◆ **Items**:
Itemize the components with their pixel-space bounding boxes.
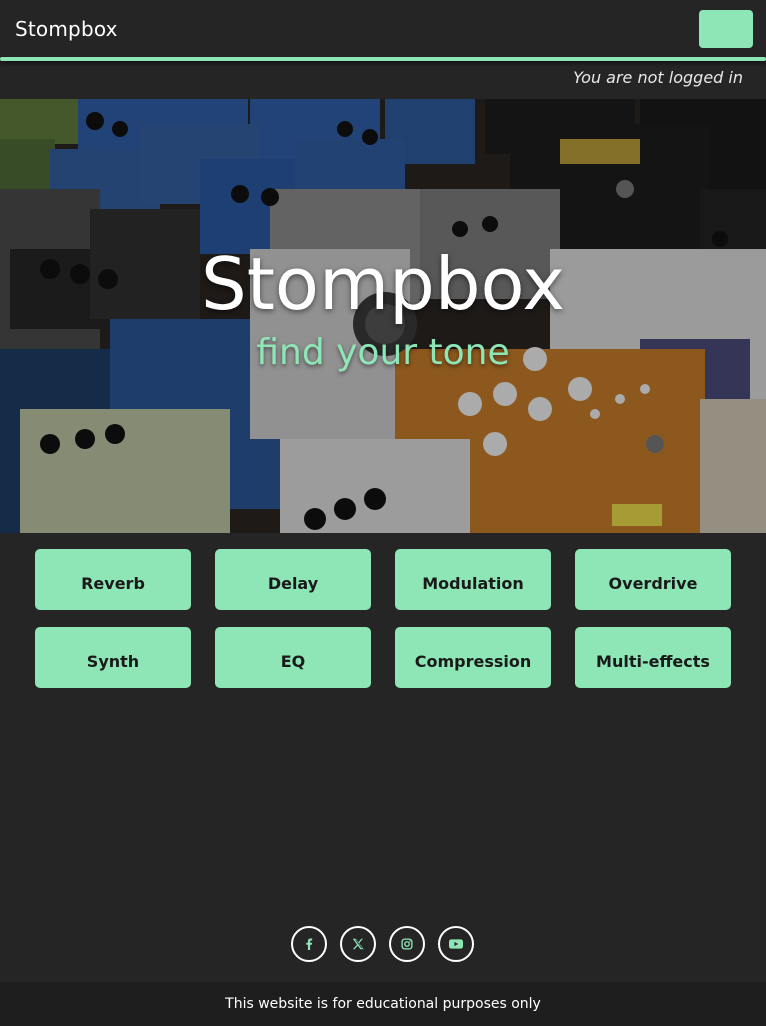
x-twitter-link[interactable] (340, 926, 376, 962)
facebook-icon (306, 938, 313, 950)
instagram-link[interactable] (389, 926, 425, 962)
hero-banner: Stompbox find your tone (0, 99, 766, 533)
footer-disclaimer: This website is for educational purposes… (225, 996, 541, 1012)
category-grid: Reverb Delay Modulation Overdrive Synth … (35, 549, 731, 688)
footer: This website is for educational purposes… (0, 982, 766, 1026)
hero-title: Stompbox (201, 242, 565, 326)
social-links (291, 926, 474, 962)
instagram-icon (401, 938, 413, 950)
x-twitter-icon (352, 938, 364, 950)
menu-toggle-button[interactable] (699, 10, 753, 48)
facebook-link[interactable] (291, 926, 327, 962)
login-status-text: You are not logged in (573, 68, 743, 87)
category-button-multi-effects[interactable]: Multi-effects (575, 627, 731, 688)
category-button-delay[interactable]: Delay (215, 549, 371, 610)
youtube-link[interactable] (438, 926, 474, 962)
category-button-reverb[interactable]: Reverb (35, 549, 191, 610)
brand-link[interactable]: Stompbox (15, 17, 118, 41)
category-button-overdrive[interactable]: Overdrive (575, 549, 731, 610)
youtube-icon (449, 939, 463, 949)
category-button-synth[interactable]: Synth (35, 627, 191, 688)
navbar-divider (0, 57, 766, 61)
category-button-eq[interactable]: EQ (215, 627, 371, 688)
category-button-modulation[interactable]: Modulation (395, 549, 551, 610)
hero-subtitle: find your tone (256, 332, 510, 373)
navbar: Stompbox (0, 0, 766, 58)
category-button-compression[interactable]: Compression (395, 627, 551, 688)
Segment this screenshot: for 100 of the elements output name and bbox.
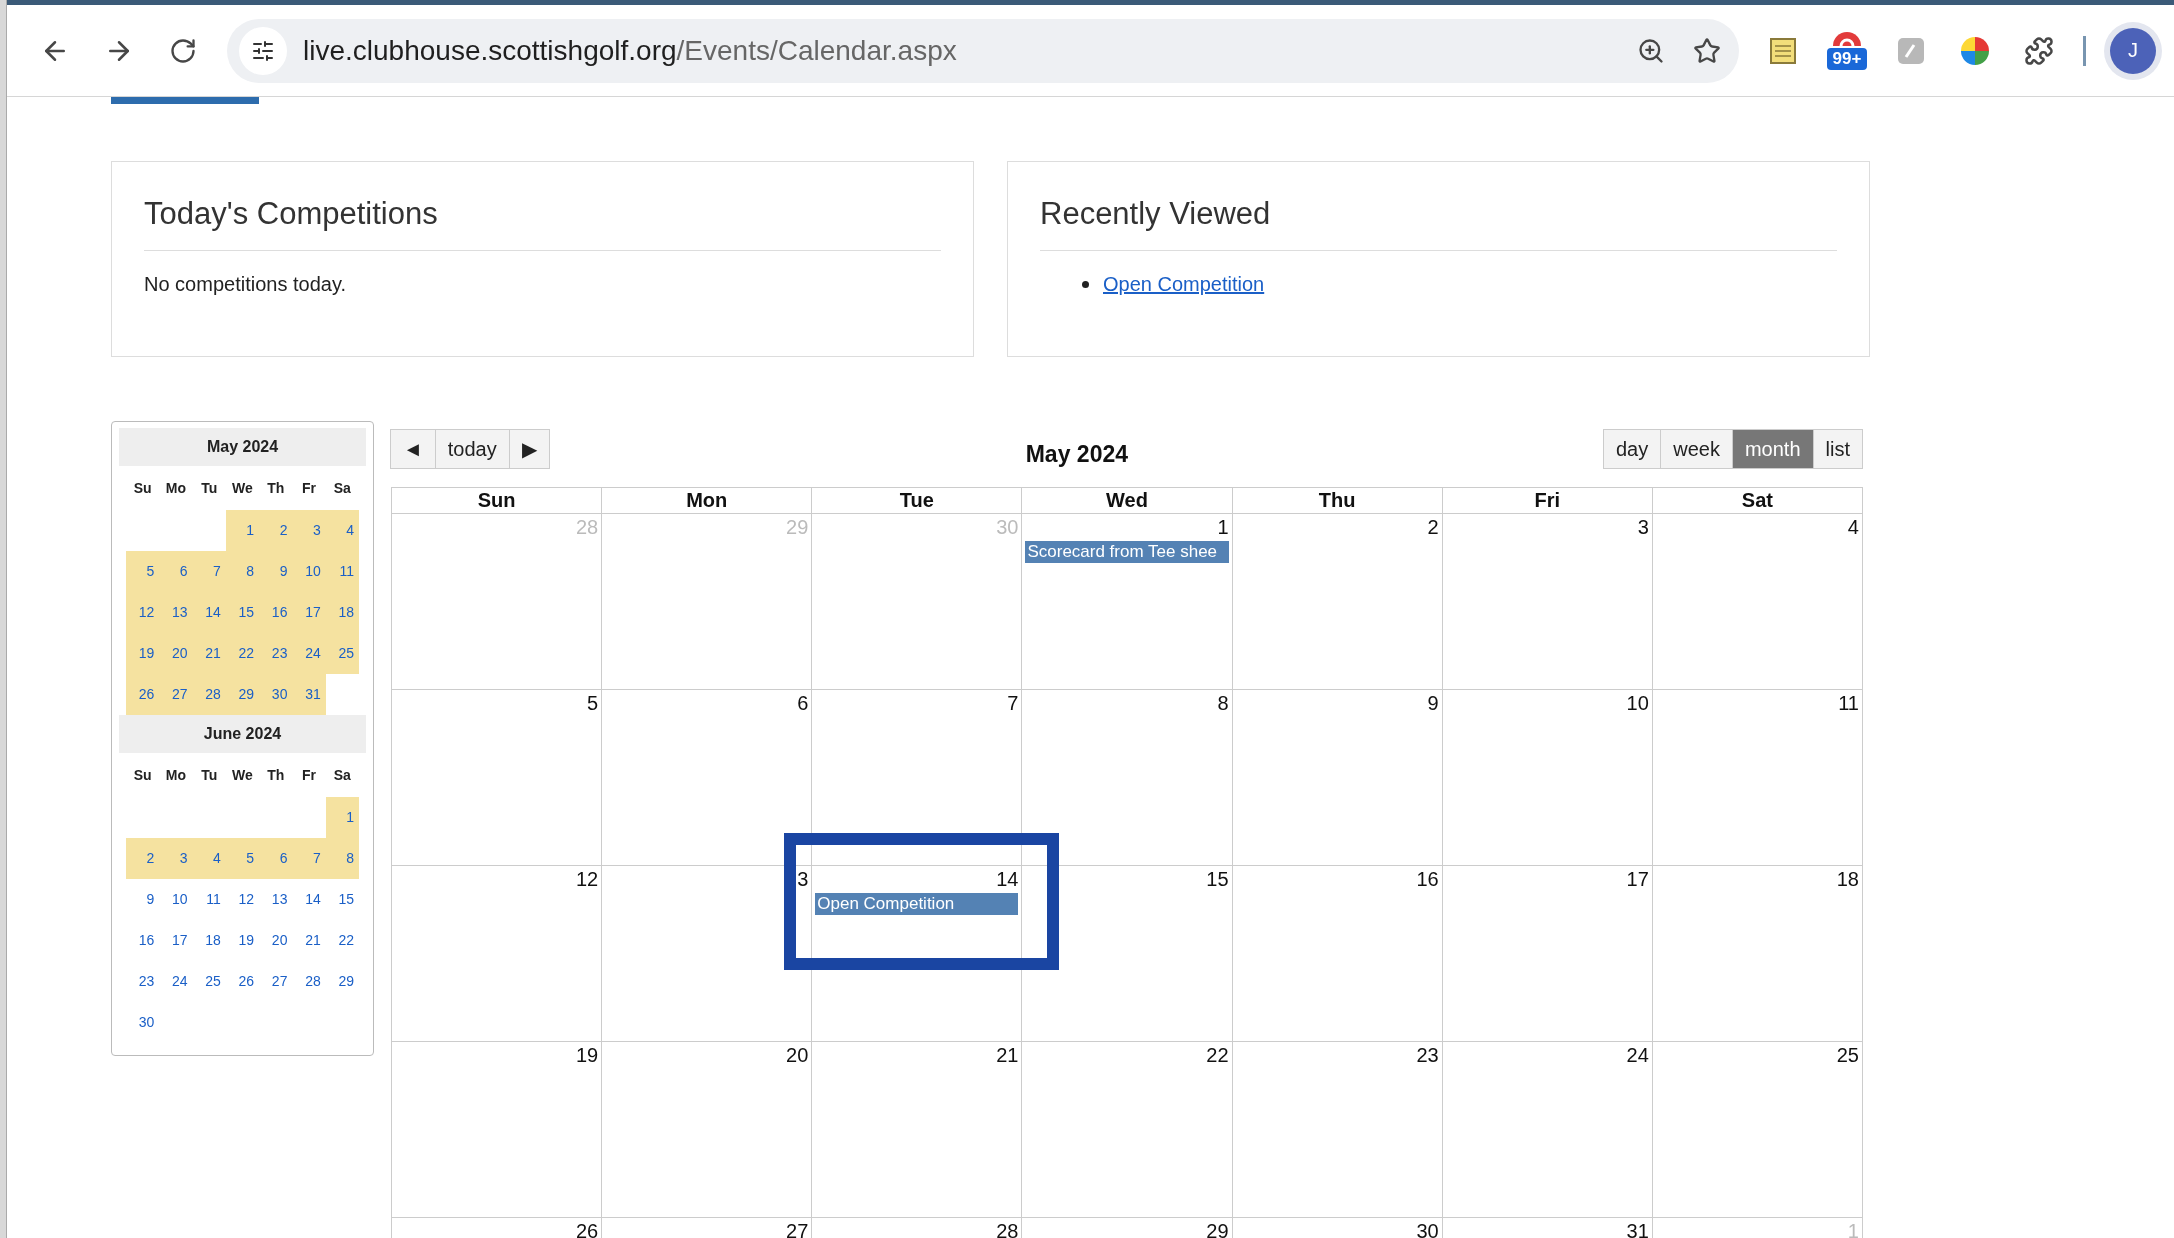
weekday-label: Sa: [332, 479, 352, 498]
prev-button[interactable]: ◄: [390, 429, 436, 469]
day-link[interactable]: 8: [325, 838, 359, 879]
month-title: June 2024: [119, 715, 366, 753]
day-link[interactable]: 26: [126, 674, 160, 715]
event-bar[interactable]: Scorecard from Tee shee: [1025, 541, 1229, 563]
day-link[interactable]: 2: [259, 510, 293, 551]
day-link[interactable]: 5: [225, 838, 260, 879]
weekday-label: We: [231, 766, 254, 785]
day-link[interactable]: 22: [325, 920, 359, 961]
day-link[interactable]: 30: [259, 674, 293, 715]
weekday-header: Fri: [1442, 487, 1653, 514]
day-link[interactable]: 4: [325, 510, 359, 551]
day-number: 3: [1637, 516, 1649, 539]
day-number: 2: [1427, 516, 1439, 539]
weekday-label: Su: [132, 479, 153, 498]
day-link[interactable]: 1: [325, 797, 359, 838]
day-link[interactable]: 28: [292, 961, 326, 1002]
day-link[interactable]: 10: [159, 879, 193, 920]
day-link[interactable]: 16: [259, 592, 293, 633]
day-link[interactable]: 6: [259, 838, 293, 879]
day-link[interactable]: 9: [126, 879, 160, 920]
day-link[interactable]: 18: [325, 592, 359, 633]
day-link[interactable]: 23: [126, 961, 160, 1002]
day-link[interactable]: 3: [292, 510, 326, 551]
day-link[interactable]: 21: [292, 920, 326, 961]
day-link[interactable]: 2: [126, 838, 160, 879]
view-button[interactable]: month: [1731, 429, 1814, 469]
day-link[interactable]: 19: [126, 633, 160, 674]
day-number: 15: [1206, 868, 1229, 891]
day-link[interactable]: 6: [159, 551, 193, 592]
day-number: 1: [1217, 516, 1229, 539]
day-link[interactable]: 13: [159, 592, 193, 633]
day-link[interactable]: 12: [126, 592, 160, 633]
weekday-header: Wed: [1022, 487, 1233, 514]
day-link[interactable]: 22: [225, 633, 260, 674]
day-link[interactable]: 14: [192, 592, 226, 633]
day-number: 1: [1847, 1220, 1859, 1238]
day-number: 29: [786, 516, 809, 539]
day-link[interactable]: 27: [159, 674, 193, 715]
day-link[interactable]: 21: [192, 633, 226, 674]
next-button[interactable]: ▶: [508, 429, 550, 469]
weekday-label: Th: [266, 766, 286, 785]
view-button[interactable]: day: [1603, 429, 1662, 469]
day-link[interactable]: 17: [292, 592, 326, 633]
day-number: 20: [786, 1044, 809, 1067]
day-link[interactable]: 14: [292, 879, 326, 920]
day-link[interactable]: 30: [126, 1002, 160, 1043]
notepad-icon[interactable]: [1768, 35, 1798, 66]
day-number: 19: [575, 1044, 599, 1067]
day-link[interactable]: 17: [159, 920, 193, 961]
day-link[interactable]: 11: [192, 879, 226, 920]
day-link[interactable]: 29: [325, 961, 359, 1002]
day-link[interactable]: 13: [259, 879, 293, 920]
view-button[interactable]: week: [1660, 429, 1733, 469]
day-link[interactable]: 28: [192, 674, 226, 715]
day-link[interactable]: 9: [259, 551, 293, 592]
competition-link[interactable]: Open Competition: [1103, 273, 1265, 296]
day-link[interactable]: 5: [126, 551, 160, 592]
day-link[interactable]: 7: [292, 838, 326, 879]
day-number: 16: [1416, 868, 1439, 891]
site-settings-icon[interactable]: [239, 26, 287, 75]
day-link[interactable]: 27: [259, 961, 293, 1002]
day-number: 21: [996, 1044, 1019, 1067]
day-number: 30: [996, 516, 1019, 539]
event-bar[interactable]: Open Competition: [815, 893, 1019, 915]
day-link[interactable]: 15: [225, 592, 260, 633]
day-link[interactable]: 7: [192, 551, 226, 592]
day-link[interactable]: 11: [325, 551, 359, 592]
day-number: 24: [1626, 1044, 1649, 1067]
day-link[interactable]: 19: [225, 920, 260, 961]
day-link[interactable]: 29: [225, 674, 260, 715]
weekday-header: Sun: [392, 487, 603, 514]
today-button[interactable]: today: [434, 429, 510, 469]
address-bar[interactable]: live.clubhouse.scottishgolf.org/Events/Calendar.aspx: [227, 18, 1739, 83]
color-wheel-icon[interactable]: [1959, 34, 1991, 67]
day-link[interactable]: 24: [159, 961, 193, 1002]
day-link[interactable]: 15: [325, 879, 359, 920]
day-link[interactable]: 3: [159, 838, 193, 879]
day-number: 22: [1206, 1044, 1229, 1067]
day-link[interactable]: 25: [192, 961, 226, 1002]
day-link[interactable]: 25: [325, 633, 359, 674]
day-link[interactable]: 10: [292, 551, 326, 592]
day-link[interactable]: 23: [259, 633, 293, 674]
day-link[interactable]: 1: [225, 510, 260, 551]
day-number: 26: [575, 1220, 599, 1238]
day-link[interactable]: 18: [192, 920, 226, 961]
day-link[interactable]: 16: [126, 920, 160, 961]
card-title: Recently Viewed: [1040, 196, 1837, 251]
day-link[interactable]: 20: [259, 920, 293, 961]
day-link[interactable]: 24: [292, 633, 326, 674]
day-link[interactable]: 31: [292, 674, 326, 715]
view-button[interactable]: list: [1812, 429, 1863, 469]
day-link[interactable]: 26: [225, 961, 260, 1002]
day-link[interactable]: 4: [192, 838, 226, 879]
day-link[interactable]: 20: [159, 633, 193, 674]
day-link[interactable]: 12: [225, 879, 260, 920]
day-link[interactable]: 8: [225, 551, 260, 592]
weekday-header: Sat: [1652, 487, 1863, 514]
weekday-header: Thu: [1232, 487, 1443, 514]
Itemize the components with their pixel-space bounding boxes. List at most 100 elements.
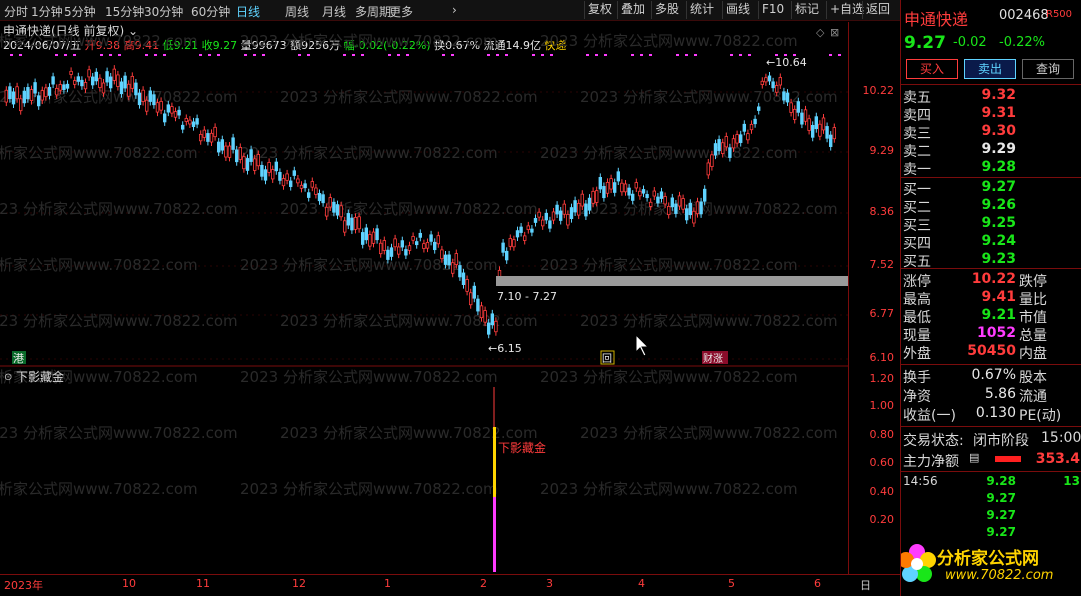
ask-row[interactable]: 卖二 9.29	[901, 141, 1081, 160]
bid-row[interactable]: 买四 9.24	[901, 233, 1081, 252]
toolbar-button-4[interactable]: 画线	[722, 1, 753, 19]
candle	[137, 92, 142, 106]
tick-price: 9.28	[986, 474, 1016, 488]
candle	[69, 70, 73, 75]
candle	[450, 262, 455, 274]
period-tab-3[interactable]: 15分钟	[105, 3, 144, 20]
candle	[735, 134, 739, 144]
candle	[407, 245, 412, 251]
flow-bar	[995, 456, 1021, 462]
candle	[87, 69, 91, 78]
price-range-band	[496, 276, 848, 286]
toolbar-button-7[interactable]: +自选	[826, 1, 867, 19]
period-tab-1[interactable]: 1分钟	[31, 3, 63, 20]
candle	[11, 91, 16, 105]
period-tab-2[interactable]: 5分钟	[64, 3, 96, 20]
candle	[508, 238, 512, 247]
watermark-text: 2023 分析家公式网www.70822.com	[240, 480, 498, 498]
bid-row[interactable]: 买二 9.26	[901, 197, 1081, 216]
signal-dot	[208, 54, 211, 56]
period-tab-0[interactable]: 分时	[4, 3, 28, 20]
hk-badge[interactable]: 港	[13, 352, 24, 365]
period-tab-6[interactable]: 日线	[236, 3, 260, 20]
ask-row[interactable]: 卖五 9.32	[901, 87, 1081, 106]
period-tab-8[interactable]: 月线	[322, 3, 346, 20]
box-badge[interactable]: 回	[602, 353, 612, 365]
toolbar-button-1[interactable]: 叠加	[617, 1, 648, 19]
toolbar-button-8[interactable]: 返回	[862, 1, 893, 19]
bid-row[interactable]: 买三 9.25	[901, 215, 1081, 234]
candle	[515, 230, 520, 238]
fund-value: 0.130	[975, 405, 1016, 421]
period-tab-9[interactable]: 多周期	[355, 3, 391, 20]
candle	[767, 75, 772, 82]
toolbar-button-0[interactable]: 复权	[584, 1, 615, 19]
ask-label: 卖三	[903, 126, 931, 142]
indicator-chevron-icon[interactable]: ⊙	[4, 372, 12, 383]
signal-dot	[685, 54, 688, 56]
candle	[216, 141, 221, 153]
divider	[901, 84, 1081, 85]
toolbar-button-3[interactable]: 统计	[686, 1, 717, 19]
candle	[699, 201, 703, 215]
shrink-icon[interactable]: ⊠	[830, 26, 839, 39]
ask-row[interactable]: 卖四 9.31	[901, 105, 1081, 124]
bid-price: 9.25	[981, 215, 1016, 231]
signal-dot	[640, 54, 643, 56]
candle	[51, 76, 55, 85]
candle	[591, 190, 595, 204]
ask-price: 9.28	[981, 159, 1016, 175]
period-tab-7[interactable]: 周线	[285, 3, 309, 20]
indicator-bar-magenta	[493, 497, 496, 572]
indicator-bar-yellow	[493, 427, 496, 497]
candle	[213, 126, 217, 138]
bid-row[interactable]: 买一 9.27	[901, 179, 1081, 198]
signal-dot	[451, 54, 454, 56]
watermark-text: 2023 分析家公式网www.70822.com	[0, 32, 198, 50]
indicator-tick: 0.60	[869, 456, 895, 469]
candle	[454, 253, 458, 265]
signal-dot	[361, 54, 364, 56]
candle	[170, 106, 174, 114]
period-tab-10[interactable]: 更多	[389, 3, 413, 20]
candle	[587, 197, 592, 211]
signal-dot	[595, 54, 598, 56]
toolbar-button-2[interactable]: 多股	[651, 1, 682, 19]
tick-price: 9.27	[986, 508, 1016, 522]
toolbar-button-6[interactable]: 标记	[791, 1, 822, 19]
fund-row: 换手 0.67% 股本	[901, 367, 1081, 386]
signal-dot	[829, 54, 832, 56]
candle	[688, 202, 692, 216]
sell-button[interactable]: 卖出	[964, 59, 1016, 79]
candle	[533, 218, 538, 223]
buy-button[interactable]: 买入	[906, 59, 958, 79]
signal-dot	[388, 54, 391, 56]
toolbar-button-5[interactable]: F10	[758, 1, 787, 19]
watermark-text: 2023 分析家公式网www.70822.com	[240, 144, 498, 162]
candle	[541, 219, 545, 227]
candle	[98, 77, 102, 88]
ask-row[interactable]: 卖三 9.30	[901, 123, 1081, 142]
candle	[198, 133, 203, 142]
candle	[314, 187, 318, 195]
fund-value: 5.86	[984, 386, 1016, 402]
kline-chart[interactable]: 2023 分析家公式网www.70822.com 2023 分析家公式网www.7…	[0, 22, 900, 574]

◆ **What the task requires**: Recast the lines of the material above, from the line containing "141, 1081, 160]" to the line containing "91, 16, 105]", as a JSON list of strings with one string per line.

◆ **Worked answer**:
[
  "ask-row[interactable]: 卖二 9.29\t[901, 141, 1081, 160]",
  "bid-row[interactable]: 买四 9.24\t[901, 233, 1081, 252]",
  "toolbar-button-4[interactable]: 画线\t[722, 1, 753, 19]",
  "candle\t[137, 92, 142, 106]",
  "tick-price: 9.28\t[986, 474, 1016, 488]",
  "candle\t[69, 70, 73, 75]",
  "candle\t[450, 262, 455, 274]",
  "period-tab-3[interactable]: 15分钟\t[105, 3, 144, 20]",
  "candle\t[735, 134, 739, 144]",
  "candle\t[407, 245, 412, 251]",
  "flow-bar\t[995, 456, 1021, 462]",
  "candle\t[87, 69, 91, 78]",
  "price-range-band\t[496, 276, 848, 286]",
  "toolbar-button-7[interactable]: +自选\t[826, 1, 867, 19]",
  "period-tab-1[interactable]: 1分钟\t[31, 3, 63, 20]",
  "candle\t[11, 91, 16, 105]"
]